▶ [REQUEST]: Work out the number of lines with "JSON" in them. Reply with that number and no other words.

▶ [RECORDS TO PROCESS]:

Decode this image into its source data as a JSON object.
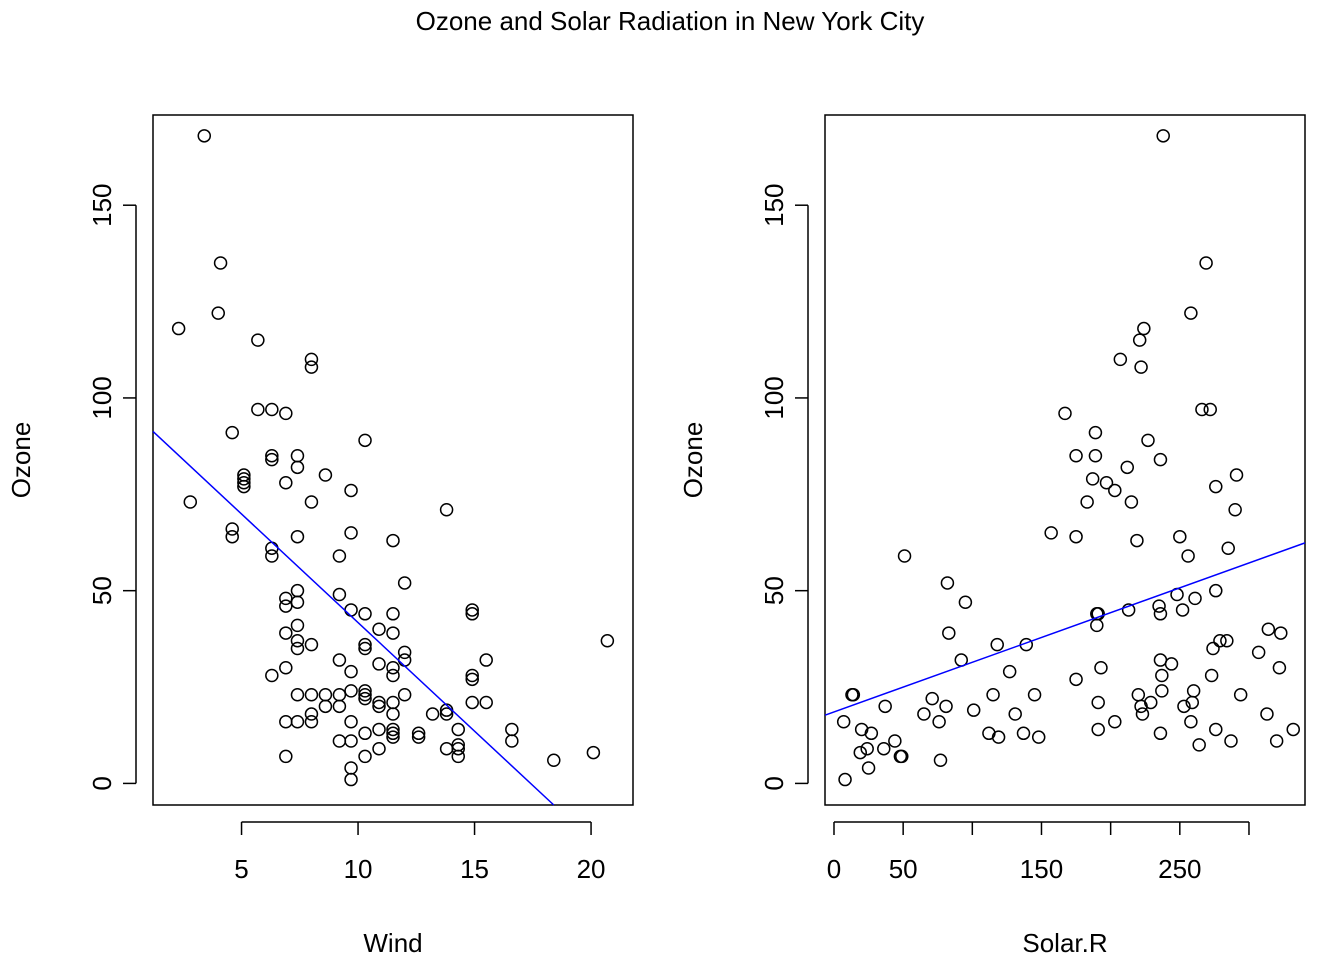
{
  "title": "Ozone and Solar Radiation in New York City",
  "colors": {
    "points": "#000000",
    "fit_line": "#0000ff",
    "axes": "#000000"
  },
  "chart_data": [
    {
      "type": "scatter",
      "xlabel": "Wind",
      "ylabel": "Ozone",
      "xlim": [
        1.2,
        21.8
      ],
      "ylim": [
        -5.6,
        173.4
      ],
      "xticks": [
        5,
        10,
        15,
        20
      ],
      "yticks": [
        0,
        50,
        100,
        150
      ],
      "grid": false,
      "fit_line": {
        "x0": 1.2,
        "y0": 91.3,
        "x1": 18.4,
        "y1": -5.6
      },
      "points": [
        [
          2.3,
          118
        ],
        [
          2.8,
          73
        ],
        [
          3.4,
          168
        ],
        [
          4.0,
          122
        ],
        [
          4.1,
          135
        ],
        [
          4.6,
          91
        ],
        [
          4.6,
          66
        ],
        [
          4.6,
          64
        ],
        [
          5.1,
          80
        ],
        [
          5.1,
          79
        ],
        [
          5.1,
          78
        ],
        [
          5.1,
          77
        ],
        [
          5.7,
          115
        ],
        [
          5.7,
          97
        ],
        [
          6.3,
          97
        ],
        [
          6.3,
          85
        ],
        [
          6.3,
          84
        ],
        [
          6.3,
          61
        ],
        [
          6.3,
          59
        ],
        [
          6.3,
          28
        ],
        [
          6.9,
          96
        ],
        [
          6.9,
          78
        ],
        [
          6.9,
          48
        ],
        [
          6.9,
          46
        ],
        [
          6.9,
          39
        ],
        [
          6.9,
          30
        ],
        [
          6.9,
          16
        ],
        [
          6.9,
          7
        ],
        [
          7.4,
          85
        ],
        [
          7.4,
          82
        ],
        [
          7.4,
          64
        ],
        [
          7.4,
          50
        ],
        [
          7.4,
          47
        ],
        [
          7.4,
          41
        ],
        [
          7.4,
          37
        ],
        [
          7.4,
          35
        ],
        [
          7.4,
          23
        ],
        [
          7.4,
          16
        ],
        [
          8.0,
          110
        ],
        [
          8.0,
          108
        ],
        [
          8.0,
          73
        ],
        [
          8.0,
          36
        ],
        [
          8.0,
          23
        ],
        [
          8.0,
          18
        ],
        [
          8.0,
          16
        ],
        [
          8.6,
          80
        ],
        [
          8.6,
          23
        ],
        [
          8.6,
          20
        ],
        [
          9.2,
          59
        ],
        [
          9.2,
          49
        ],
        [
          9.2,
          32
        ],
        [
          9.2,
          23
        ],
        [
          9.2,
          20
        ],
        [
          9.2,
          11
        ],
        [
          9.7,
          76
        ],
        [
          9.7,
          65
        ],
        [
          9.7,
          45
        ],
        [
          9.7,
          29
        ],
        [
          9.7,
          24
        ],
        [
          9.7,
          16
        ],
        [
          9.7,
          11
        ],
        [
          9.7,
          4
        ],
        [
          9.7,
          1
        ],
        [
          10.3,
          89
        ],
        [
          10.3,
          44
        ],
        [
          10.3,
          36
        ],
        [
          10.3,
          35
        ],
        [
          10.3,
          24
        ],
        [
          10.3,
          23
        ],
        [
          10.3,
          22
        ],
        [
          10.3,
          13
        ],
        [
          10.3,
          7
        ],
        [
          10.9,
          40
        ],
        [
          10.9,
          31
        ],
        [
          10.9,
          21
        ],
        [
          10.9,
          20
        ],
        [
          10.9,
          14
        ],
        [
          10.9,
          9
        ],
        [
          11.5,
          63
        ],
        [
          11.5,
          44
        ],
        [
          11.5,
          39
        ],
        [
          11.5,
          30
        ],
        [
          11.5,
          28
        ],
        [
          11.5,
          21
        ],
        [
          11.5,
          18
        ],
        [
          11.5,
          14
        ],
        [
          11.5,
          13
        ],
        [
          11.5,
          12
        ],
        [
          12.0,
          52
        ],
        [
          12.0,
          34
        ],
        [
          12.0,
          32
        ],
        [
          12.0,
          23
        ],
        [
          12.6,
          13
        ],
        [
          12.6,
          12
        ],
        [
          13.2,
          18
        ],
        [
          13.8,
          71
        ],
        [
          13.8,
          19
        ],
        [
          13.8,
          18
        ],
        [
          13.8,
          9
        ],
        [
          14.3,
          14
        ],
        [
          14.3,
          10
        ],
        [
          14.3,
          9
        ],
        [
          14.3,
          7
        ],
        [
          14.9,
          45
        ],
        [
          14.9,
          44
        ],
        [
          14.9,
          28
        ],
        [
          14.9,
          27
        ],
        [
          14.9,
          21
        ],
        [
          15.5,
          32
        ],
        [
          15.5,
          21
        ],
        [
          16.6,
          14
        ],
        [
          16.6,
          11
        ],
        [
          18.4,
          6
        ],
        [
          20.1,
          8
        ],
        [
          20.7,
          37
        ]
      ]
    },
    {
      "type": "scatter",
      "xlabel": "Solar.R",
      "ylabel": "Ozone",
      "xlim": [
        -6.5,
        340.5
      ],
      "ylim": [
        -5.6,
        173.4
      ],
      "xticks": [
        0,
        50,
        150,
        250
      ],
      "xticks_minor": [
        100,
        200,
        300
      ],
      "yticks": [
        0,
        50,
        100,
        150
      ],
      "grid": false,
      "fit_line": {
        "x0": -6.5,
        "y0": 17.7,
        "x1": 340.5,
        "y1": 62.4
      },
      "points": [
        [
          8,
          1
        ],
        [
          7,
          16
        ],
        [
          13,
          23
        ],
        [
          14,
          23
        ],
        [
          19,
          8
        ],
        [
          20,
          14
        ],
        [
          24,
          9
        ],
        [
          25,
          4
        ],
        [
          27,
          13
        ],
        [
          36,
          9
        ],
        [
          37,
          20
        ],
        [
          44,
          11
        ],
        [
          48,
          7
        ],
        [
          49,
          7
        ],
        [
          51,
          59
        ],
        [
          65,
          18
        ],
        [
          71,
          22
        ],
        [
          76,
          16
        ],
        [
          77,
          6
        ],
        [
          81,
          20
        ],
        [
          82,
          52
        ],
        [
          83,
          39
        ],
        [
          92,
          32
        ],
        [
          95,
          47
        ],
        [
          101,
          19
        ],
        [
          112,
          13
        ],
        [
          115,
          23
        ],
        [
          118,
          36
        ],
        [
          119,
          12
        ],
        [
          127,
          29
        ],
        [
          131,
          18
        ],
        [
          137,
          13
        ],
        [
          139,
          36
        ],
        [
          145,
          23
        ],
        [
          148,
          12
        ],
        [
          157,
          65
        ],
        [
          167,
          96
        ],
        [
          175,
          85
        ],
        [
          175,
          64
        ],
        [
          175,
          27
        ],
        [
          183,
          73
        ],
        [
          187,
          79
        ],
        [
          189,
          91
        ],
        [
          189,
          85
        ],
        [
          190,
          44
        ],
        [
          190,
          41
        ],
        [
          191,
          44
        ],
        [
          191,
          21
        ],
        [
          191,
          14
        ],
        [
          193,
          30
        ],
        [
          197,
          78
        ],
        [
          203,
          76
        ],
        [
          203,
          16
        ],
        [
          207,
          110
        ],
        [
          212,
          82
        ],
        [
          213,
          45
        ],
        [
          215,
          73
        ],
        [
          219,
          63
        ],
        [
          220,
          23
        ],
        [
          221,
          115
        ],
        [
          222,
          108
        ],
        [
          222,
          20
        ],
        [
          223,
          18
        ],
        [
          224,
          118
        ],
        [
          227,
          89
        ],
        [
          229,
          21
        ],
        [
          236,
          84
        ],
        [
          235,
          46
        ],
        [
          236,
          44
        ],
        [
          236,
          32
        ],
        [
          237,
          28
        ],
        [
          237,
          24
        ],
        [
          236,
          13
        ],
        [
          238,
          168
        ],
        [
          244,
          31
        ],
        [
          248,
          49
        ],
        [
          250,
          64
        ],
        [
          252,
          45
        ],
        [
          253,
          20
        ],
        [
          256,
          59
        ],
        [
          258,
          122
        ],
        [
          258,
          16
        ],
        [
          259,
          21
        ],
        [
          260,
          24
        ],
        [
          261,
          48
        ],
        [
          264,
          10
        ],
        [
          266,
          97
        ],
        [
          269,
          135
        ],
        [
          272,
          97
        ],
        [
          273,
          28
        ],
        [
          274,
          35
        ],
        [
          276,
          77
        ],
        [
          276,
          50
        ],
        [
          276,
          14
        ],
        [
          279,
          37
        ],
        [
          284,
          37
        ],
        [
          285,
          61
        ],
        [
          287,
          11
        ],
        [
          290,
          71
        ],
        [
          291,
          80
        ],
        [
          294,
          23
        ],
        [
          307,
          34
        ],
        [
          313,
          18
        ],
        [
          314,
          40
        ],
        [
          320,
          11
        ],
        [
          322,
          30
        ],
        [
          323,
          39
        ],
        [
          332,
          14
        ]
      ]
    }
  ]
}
---
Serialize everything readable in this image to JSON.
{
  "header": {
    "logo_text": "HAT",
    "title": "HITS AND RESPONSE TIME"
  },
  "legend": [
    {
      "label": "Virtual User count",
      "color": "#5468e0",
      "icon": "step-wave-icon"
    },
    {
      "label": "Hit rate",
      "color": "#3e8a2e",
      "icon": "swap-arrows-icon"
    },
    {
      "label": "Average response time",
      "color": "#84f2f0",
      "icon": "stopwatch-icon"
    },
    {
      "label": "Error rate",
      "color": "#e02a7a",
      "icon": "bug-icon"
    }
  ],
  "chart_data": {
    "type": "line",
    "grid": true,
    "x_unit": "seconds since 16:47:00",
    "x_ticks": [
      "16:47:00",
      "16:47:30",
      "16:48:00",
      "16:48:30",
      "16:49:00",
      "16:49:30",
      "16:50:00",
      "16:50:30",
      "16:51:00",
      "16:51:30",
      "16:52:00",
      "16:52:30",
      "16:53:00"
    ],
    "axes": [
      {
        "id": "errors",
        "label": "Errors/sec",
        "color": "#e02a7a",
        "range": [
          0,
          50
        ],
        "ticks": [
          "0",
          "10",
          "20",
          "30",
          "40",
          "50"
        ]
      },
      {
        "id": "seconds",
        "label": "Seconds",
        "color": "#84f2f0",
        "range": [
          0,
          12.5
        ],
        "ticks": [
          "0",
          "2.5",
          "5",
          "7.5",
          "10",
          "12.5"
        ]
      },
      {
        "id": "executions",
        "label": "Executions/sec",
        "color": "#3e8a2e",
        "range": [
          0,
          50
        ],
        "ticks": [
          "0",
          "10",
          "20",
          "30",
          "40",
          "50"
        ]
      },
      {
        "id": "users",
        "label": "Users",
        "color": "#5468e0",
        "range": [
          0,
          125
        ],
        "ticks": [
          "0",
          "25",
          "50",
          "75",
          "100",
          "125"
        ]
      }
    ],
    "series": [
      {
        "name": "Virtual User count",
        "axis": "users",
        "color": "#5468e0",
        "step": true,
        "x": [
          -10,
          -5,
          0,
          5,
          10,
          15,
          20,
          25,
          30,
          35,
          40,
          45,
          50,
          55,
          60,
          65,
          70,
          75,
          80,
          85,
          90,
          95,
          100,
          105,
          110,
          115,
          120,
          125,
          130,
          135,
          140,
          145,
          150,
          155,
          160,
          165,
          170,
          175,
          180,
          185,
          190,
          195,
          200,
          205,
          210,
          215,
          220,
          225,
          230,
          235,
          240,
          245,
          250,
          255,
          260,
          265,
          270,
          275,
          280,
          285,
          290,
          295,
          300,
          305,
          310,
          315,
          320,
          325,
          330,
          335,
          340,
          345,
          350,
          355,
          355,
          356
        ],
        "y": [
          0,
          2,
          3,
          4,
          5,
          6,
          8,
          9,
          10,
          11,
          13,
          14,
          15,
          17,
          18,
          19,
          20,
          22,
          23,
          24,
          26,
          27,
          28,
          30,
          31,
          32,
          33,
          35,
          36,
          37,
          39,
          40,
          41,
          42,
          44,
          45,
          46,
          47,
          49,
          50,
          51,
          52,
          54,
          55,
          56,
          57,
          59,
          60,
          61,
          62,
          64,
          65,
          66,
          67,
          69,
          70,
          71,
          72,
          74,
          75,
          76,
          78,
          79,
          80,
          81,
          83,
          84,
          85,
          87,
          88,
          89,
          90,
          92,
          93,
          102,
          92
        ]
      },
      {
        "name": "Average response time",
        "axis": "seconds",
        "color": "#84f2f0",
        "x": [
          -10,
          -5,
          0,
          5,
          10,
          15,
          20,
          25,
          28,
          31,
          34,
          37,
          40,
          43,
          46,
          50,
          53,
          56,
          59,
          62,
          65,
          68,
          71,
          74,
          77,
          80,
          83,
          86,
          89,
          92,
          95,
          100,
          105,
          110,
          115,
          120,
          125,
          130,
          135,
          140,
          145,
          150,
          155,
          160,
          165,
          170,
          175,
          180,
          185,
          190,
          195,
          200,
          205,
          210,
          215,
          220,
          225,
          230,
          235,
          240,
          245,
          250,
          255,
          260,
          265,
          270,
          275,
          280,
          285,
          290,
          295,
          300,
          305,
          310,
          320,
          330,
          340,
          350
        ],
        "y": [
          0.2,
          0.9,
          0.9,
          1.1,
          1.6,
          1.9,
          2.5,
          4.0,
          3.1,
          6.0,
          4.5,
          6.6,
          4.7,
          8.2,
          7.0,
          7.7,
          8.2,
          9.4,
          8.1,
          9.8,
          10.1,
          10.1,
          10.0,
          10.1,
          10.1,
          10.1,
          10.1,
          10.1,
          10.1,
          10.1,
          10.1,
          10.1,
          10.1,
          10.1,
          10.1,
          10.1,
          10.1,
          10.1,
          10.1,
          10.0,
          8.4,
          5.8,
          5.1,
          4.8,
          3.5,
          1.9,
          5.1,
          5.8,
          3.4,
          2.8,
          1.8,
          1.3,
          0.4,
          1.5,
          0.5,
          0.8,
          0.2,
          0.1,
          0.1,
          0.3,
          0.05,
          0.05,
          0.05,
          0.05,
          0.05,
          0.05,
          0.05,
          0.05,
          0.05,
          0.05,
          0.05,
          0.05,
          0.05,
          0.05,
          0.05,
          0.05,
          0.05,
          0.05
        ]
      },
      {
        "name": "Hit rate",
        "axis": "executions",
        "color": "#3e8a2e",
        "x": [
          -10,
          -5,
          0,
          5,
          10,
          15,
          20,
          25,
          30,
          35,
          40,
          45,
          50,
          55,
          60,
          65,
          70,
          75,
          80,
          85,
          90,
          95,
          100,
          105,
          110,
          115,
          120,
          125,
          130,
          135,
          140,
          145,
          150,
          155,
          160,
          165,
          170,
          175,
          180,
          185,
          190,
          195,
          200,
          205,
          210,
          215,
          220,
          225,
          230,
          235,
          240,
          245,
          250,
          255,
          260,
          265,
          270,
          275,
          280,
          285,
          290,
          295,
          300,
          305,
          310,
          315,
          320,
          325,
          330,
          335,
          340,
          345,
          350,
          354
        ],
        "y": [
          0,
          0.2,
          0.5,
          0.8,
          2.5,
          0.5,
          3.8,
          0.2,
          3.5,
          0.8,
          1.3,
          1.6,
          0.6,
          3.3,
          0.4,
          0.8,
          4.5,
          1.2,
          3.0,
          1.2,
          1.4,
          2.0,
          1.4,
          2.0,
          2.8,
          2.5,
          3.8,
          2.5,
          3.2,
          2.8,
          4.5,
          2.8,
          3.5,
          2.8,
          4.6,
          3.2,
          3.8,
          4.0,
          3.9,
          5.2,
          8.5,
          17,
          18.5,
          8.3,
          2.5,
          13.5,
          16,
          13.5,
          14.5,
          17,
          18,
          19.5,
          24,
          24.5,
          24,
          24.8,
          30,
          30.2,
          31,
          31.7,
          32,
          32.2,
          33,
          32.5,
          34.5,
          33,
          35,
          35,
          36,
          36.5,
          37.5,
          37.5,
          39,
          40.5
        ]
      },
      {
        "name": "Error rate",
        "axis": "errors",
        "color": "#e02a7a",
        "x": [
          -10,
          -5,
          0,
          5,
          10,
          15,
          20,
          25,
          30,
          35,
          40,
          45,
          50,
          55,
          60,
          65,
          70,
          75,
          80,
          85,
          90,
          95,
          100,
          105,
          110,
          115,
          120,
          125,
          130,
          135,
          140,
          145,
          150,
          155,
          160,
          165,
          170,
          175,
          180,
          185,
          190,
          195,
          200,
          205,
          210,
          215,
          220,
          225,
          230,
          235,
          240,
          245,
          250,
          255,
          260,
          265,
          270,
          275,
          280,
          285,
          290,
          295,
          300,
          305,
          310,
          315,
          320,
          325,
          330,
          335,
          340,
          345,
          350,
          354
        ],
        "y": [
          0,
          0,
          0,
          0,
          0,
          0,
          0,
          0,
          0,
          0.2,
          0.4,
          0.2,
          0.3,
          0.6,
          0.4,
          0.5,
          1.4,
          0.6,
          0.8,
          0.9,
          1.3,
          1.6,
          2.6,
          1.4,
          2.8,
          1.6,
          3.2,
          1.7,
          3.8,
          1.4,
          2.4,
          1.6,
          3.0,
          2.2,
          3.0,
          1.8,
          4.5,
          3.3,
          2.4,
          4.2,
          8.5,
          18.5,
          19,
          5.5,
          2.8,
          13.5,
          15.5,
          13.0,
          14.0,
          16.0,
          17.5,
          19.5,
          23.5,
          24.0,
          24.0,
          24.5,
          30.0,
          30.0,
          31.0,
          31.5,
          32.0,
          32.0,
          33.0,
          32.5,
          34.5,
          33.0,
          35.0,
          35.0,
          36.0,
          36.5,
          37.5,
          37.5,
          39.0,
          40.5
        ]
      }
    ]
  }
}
--
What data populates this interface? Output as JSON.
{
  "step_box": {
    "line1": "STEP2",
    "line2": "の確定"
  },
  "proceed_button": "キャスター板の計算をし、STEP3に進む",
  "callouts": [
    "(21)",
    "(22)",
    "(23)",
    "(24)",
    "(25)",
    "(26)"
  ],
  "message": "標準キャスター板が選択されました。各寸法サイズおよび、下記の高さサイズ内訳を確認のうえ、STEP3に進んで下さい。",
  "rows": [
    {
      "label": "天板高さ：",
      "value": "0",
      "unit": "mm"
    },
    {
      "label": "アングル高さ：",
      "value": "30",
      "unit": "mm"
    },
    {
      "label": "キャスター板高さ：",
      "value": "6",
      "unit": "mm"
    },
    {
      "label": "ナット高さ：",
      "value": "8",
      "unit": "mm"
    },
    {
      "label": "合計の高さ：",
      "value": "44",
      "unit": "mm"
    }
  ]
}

▶ [SOLUTION BELOW]: 3